>> START

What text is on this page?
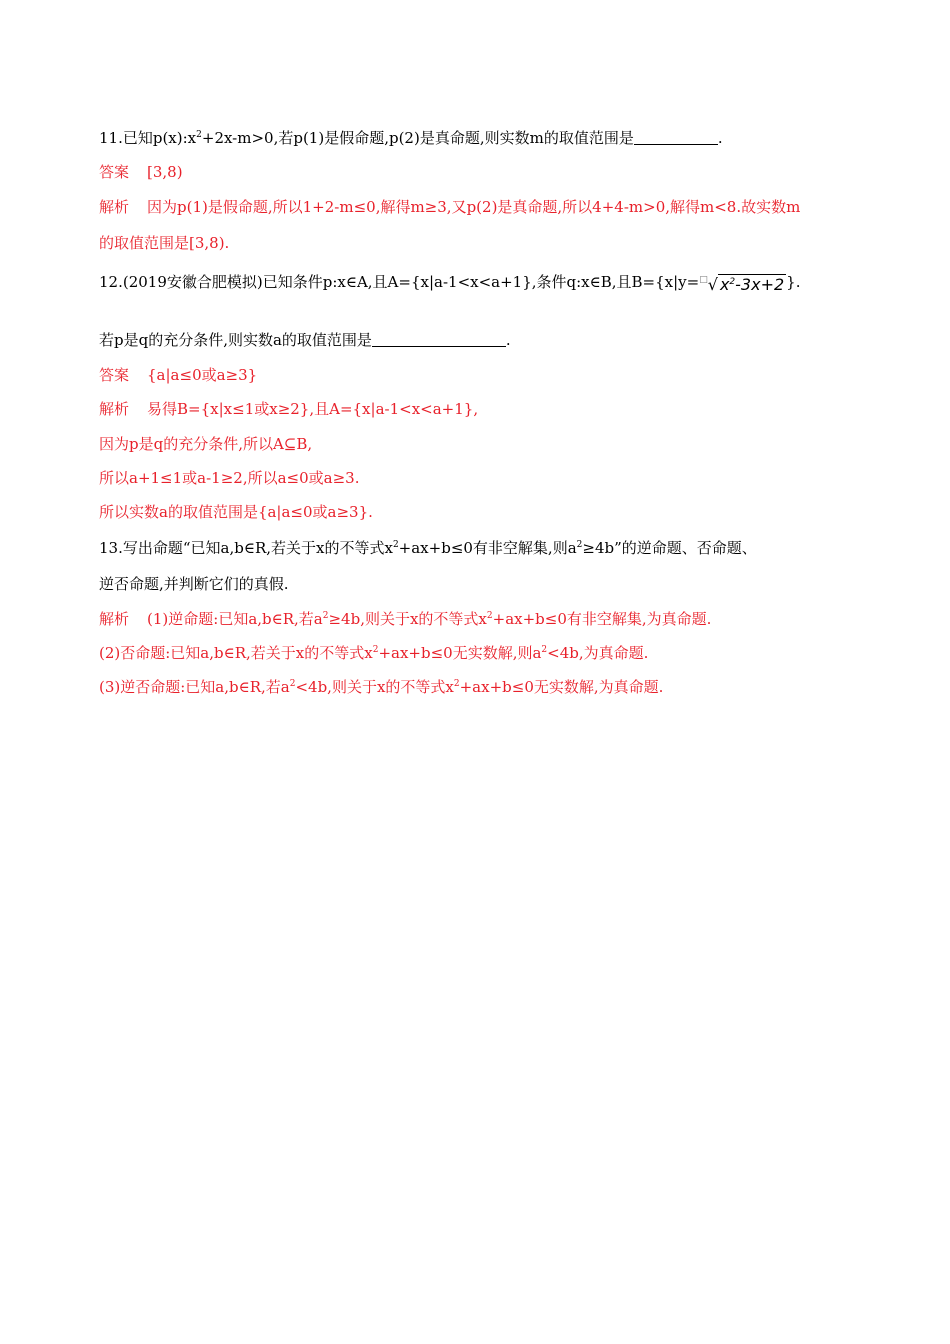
11.已知$p(x):x^2+2x-m>0$,若p(1)是假命题,p(2)是真命题,则实数m的取值范围是	.
答案 [3,8)
解析 因为p(1)是假命题,所以1+2-m≤0,解得m≥3,又p(2)是真命题,所以4+4-m>0,解得m<8.故实数m
的取值范围是[3,8).
12.(2019安徽合肥模拟)已知条件p:x∈A,且A={x|a-1<x<a+1},条件q:x∈B,且B={x|y=□√ $x^2-3x+2$ }.
若p是q的充分条件,则实数a的取值范围是	.
答案 {a|a≤0或a≥3}
解析 易得B={x|x≤1或x≥2},且A={x|a-1<x<a+1},
因为p是q的充分条件,所以A⊆B,
所以a+1≤1或a-1≥2,所以a≤0或a≥3.
所以实数a的取值范围是{a|a≤0或a≥3}.
13.写出命题“已知a,b∈R,若关于x的不等式$x^2+ax+b\le 0$有非空解集,则$a^2\ge 4b$”的逆命题、否命题、
逆否命题,并判断它们的真假.
解析 (1)逆命题:已知a,b∈R,若$a^2\ge 4b$,则关于x的不等式$x^2+ax+b\le 0$有非空解集,为真命题.
(2)否命题:已知a,b∈R,若关于x的不等式$x^2+ax+b\le 0$无实数解,则$a^2<4b$,为真命题.
(3)逆否命题:已知a,b∈R,若$a^2<4b$,则关于x的不等式$x^2+ax+b\le 0$无实数解,为真命题.
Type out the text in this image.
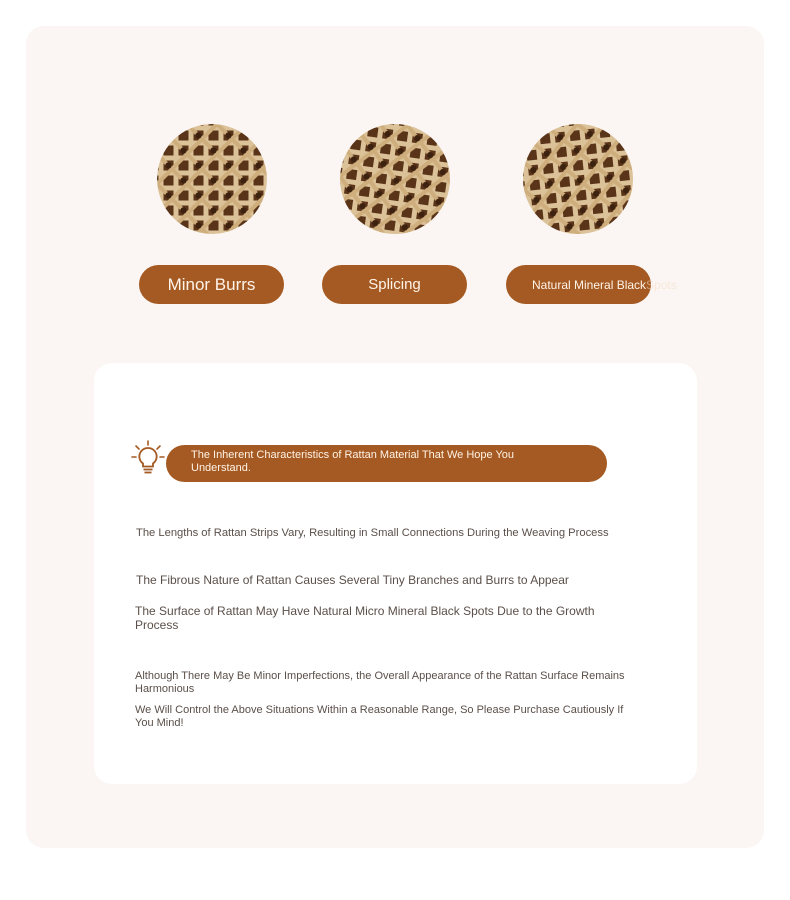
Minor Burrs	Splicing	Natural Mineral Black Spots
The Inherent Characteristics of Rattan Material That We Hope You Understand.
The Lengths of Rattan Strips Vary, Resulting in Small Connections During the Weaving Process
The Fibrous Nature of Rattan Causes Several Tiny Branches and Burrs to Appear
The Surface of Rattan May Have Natural Micro Mineral Black Spots Due to the Growth Process
Although There May Be Minor Imperfections, the Overall Appearance of the Rattan Surface Remains Harmonious
We Will Control the Above Situations Within a Reasonable Range, So Please Purchase Cautiously If You Mind!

>> END

*GIVEN EXERCISE*:
Select and copy each line from the data that includes the word "text".

*FULL OUTPUT*:
What text is on this page?
Type out the text in this image.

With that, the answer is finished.